--- BEGIN ENTRIES ---
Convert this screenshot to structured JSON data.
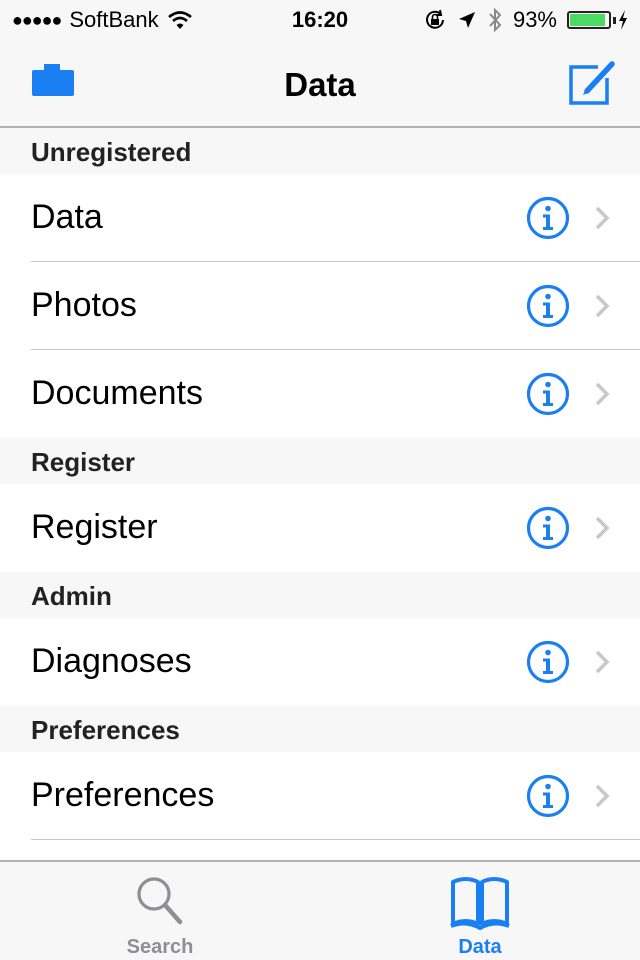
{
  "status_bar": {
    "signal_dots": "●●●●●",
    "carrier": "SoftBank",
    "time": "16:20",
    "battery_percent": "93%",
    "battery_level": 0.93,
    "battery_color": "#4cd964"
  },
  "nav": {
    "title": "Data",
    "left_icon": "briefcase-icon",
    "right_icon": "compose-icon",
    "accent": "#1a7ff2"
  },
  "sections": [
    {
      "header": "Unregistered",
      "rows": [
        {
          "label": "Data"
        },
        {
          "label": "Photos"
        },
        {
          "label": "Documents"
        }
      ]
    },
    {
      "header": "Register",
      "rows": [
        {
          "label": "Register"
        }
      ]
    },
    {
      "header": "Admin",
      "rows": [
        {
          "label": "Diagnoses"
        }
      ]
    },
    {
      "header": "Preferences",
      "rows": [
        {
          "label": "Preferences"
        }
      ]
    }
  ],
  "tab_bar": {
    "tabs": [
      {
        "label": "Search",
        "icon": "search-icon",
        "active": false,
        "color": "#8e8e93"
      },
      {
        "label": "Data",
        "icon": "book-icon",
        "active": true,
        "color": "#1a7ff2"
      }
    ]
  }
}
--- END ENTRIES ---
# [THE REQUEST]
Only a number is wanted: how many lines of the material above hold "icon"?

# [OUTPUT BELOW]
4